-- WHAT NEEDS TO BE DONE --
Make an exact copy of the listing below.

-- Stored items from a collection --
— Begin —
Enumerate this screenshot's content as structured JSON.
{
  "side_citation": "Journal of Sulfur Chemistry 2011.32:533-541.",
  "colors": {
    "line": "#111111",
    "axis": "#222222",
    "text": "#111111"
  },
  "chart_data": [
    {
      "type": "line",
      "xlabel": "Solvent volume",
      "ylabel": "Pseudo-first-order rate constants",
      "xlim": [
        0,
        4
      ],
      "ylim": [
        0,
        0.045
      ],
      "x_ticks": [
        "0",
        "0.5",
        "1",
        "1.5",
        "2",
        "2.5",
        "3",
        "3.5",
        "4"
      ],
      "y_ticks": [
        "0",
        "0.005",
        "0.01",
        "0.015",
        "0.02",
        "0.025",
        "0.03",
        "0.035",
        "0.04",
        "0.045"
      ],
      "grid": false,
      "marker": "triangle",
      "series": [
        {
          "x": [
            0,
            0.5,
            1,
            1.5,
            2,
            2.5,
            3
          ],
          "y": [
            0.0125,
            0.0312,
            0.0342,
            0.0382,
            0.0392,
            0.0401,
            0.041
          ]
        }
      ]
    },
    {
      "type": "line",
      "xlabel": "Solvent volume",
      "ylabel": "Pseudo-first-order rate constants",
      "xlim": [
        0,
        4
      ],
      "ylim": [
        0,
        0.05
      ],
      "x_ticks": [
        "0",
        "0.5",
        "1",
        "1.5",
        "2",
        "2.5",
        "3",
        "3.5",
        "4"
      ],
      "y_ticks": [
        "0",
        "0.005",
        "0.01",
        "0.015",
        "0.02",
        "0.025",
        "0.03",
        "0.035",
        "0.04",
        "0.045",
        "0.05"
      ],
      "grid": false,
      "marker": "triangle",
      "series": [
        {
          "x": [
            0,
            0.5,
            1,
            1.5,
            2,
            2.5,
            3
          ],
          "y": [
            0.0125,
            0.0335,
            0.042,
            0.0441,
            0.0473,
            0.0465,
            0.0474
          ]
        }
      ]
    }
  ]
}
— End —
-- RESPONSE TO THE TASK --
Enumerate this screenshot's content as structured JSON.
{
  "side_citation": "Journal of Sulfur Chemistry 2011.32:533-541.",
  "colors": {
    "line": "#111111",
    "axis": "#222222",
    "text": "#111111"
  },
  "chart_data": [
    {
      "type": "line",
      "xlabel": "Solvent volume",
      "ylabel": "Pseudo-first-order rate constants",
      "xlim": [
        0,
        4
      ],
      "ylim": [
        0,
        0.045
      ],
      "x_ticks": [
        "0",
        "0.5",
        "1",
        "1.5",
        "2",
        "2.5",
        "3",
        "3.5",
        "4"
      ],
      "y_ticks": [
        "0",
        "0.005",
        "0.01",
        "0.015",
        "0.02",
        "0.025",
        "0.03",
        "0.035",
        "0.04",
        "0.045"
      ],
      "grid": false,
      "marker": "triangle",
      "series": [
        {
          "x": [
            0,
            0.5,
            1,
            1.5,
            2,
            2.5,
            3
          ],
          "y": [
            0.0125,
            0.0312,
            0.0342,
            0.0382,
            0.0392,
            0.0401,
            0.041
          ]
        }
      ]
    },
    {
      "type": "line",
      "xlabel": "Solvent volume",
      "ylabel": "Pseudo-first-order rate constants",
      "xlim": [
        0,
        4
      ],
      "ylim": [
        0,
        0.05
      ],
      "x_ticks": [
        "0",
        "0.5",
        "1",
        "1.5",
        "2",
        "2.5",
        "3",
        "3.5",
        "4"
      ],
      "y_ticks": [
        "0",
        "0.005",
        "0.01",
        "0.015",
        "0.02",
        "0.025",
        "0.03",
        "0.035",
        "0.04",
        "0.045",
        "0.05"
      ],
      "grid": false,
      "marker": "triangle",
      "series": [
        {
          "x": [
            0,
            0.5,
            1,
            1.5,
            2,
            2.5,
            3
          ],
          "y": [
            0.0125,
            0.0335,
            0.042,
            0.0441,
            0.0473,
            0.0465,
            0.0474
          ]
        }
      ]
    }
  ]
}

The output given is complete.